### Problem to solve
Transcribe each line exactly.

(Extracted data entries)
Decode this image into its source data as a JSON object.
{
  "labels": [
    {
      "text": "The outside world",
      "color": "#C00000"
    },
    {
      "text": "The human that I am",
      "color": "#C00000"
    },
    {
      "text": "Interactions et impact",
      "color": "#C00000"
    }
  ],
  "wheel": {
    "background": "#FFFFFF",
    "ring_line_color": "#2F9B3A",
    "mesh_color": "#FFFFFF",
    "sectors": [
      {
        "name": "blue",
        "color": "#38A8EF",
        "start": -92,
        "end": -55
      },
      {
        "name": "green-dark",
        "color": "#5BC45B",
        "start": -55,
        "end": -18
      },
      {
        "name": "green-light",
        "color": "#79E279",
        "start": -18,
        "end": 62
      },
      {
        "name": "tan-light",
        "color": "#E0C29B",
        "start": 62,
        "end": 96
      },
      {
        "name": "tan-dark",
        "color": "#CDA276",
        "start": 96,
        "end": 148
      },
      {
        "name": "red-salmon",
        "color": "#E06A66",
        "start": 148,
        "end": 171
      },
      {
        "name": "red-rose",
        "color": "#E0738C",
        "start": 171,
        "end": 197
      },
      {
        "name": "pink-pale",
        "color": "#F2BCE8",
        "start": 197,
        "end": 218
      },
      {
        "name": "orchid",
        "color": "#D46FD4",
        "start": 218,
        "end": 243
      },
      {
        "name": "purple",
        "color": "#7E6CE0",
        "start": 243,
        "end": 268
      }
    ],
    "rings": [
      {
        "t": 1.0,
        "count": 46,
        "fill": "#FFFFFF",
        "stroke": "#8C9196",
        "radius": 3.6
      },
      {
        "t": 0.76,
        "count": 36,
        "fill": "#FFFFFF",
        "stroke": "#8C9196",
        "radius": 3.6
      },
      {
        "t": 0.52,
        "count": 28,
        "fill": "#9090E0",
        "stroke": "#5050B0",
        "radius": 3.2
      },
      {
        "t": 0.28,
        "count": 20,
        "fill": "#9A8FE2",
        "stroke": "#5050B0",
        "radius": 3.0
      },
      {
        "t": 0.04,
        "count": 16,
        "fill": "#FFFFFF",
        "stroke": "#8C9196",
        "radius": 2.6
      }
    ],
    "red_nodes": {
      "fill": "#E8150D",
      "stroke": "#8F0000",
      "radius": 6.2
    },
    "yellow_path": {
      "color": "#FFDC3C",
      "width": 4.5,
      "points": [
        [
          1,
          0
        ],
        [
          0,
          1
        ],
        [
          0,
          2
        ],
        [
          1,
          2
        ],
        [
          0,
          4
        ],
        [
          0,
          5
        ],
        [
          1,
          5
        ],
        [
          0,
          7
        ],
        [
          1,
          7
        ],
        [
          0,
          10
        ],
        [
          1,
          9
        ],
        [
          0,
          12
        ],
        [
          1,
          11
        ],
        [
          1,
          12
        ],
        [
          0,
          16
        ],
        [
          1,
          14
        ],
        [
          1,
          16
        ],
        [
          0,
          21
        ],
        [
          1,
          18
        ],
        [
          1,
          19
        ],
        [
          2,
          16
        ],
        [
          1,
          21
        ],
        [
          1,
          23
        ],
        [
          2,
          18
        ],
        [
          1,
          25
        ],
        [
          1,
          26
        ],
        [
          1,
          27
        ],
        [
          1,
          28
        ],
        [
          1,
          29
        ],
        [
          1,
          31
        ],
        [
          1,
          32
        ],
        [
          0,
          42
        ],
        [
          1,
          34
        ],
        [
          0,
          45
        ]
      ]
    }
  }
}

### Result of the task
Decode this image into its source data as a JSON object.
{
  "labels": [
    {
      "text": "The outside world",
      "color": "#C00000"
    },
    {
      "text": "The human that I am",
      "color": "#C00000"
    },
    {
      "text": "Interactions et impact",
      "color": "#C00000"
    }
  ],
  "wheel": {
    "background": "#FFFFFF",
    "ring_line_color": "#2F9B3A",
    "mesh_color": "#FFFFFF",
    "sectors": [
      {
        "name": "blue",
        "color": "#38A8EF",
        "start": -92,
        "end": -55
      },
      {
        "name": "green-dark",
        "color": "#5BC45B",
        "start": -55,
        "end": -18
      },
      {
        "name": "green-light",
        "color": "#79E279",
        "start": -18,
        "end": 62
      },
      {
        "name": "tan-light",
        "color": "#E0C29B",
        "start": 62,
        "end": 96
      },
      {
        "name": "tan-dark",
        "color": "#CDA276",
        "start": 96,
        "end": 148
      },
      {
        "name": "red-salmon",
        "color": "#E06A66",
        "start": 148,
        "end": 171
      },
      {
        "name": "red-rose",
        "color": "#E0738C",
        "start": 171,
        "end": 197
      },
      {
        "name": "pink-pale",
        "color": "#F2BCE8",
        "start": 197,
        "end": 218
      },
      {
        "name": "orchid",
        "color": "#D46FD4",
        "start": 218,
        "end": 243
      },
      {
        "name": "purple",
        "color": "#7E6CE0",
        "start": 243,
        "end": 268
      }
    ],
    "rings": [
      {
        "t": 1.0,
        "count": 46,
        "fill": "#FFFFFF",
        "stroke": "#8C9196",
        "radius": 3.6
      },
      {
        "t": 0.76,
        "count": 36,
        "fill": "#FFFFFF",
        "stroke": "#8C9196",
        "radius": 3.6
      },
      {
        "t": 0.52,
        "count": 28,
        "fill": "#9090E0",
        "stroke": "#5050B0",
        "radius": 3.2
      },
      {
        "t": 0.28,
        "count": 20,
        "fill": "#9A8FE2",
        "stroke": "#5050B0",
        "radius": 3.0
      },
      {
        "t": 0.04,
        "count": 16,
        "fill": "#FFFFFF",
        "stroke": "#8C9196",
        "radius": 2.6
      }
    ],
    "red_nodes": {
      "fill": "#E8150D",
      "stroke": "#8F0000",
      "radius": 6.2
    },
    "yellow_path": {
      "color": "#FFDC3C",
      "width": 4.5,
      "points": [
        [
          1,
          0
        ],
        [
          0,
          1
        ],
        [
          0,
          2
        ],
        [
          1,
          2
        ],
        [
          0,
          4
        ],
        [
          0,
          5
        ],
        [
          1,
          5
        ],
        [
          0,
          7
        ],
        [
          1,
          7
        ],
        [
          0,
          10
        ],
        [
          1,
          9
        ],
        [
          0,
          12
        ],
        [
          1,
          11
        ],
        [
          1,
          12
        ],
        [
          0,
          16
        ],
        [
          1,
          14
        ],
        [
          1,
          16
        ],
        [
          0,
          21
        ],
        [
          1,
          18
        ],
        [
          1,
          19
        ],
        [
          2,
          16
        ],
        [
          1,
          21
        ],
        [
          1,
          23
        ],
        [
          2,
          18
        ],
        [
          1,
          25
        ],
        [
          1,
          26
        ],
        [
          1,
          27
        ],
        [
          1,
          28
        ],
        [
          1,
          29
        ],
        [
          1,
          31
        ],
        [
          1,
          32
        ],
        [
          0,
          42
        ],
        [
          1,
          34
        ],
        [
          0,
          45
        ]
      ]
    }
  }
}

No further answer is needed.